* **Work required**
For this exercise, copy out each line of the material below that includes "điểm".

* **Stored rows**
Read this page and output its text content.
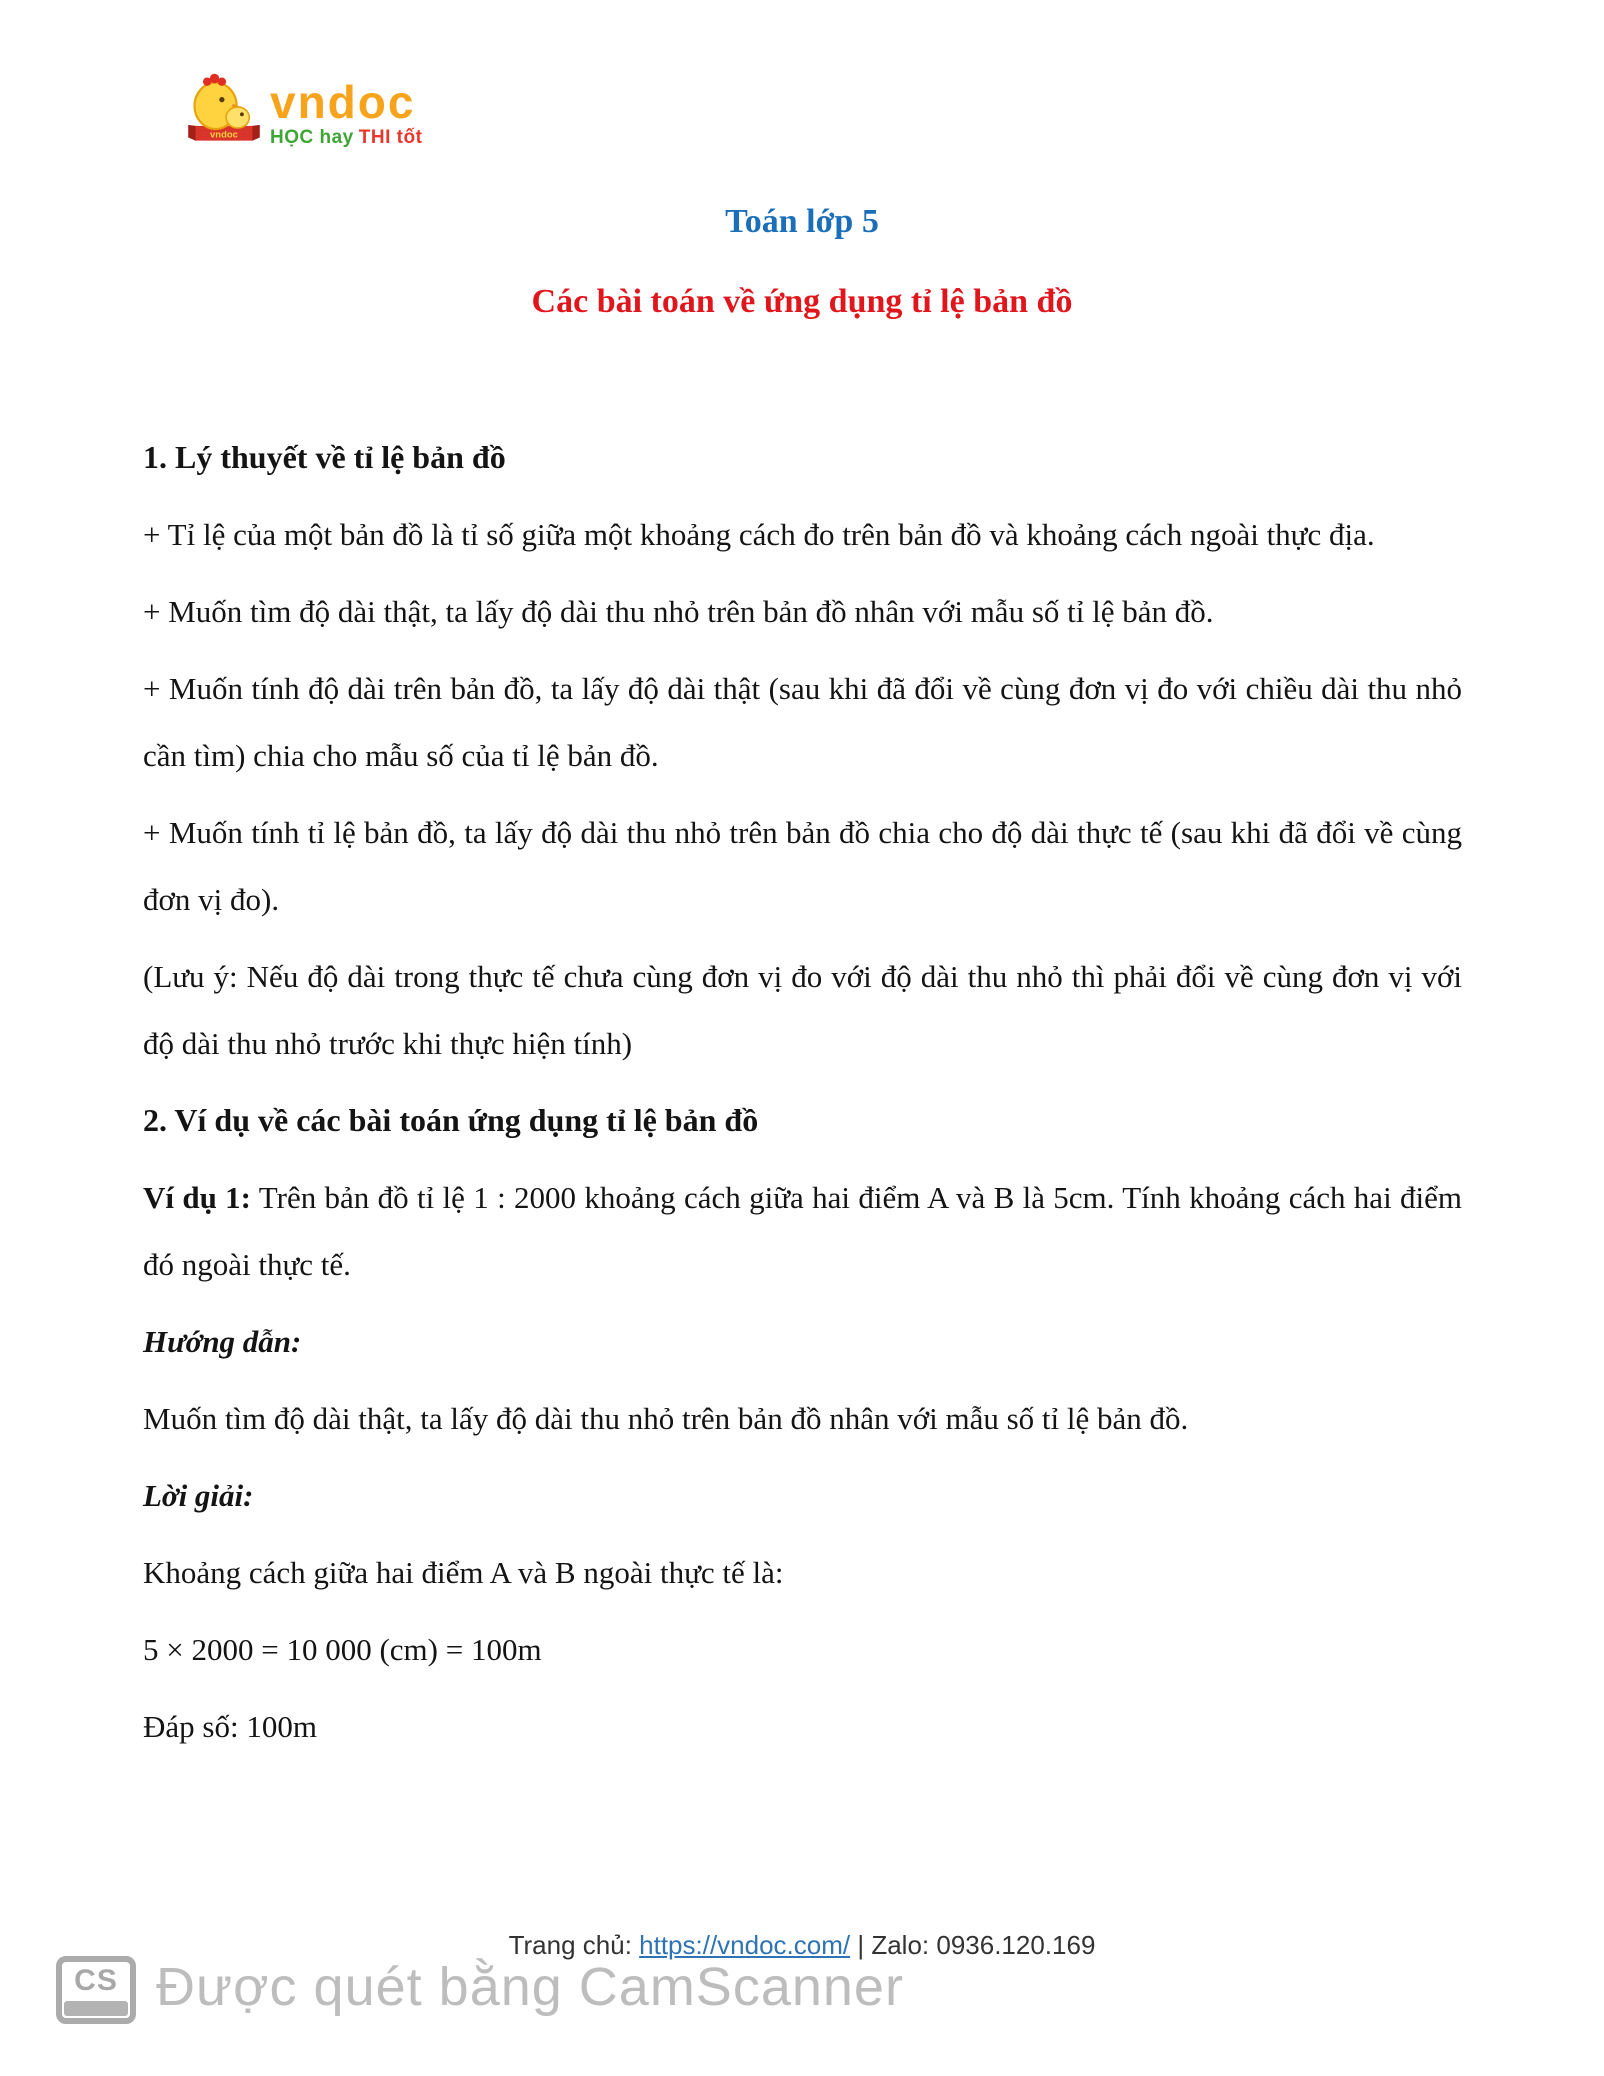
vndoc
vndoc
HỌC hay THI tốt
Toán lớp 5
Các bài toán về ứng dụng tỉ lệ bản đồ

1. Lý thuyết về tỉ lệ bản đồ

+ Tỉ lệ của một bản đồ là tỉ số giữa một khoảng cách đo trên bản đồ và khoảng cách ngoài thực địa.

+ Muốn tìm độ dài thật, ta lấy độ dài thu nhỏ trên bản đồ nhân với mẫu số tỉ lệ bản đồ.

+ Muốn tính độ dài trên bản đồ, ta lấy độ dài thật (sau khi đã đổi về cùng đơn vị đo với chiều dài thu nhỏ cần tìm) chia cho mẫu số của tỉ lệ bản đồ.

+ Muốn tính tỉ lệ bản đồ, ta lấy độ dài thu nhỏ trên bản đồ chia cho độ dài thực tế (sau khi đã đổi về cùng đơn vị đo).

(Lưu ý: Nếu độ dài trong thực tế chưa cùng đơn vị đo với độ dài thu nhỏ thì phải đổi về cùng đơn vị với độ dài thu nhỏ trước khi thực hiện tính)

2. Ví dụ về các bài toán ứng dụng tỉ lệ bản đồ

Ví dụ 1: Trên bản đồ tỉ lệ 1 : 2000 khoảng cách giữa hai điểm A và B là 5cm. Tính khoảng cách hai điểm đó ngoài thực tế.

Hướng dẫn:

Muốn tìm độ dài thật, ta lấy độ dài thu nhỏ trên bản đồ nhân với mẫu số tỉ lệ bản đồ.

Lời giải:

Khoảng cách giữa hai điểm A và B ngoài thực tế là:

5 × 2000 = 10 000 (cm) = 100m

Đáp số: 100m

Trang chủ: https://vndoc.com/ | Zalo: 0936.120.169
CS Được quét bằng CamScanner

* **Answer to the problem**
Ví dụ 1: Trên bản đồ tỉ lệ 1 : 2000 khoảng cách giữa hai điểm A và B là 5cm. Tính khoảng cách hai điểm đó ngoài thực tế.
Khoảng cách giữa hai điểm A và B ngoài thực tế là:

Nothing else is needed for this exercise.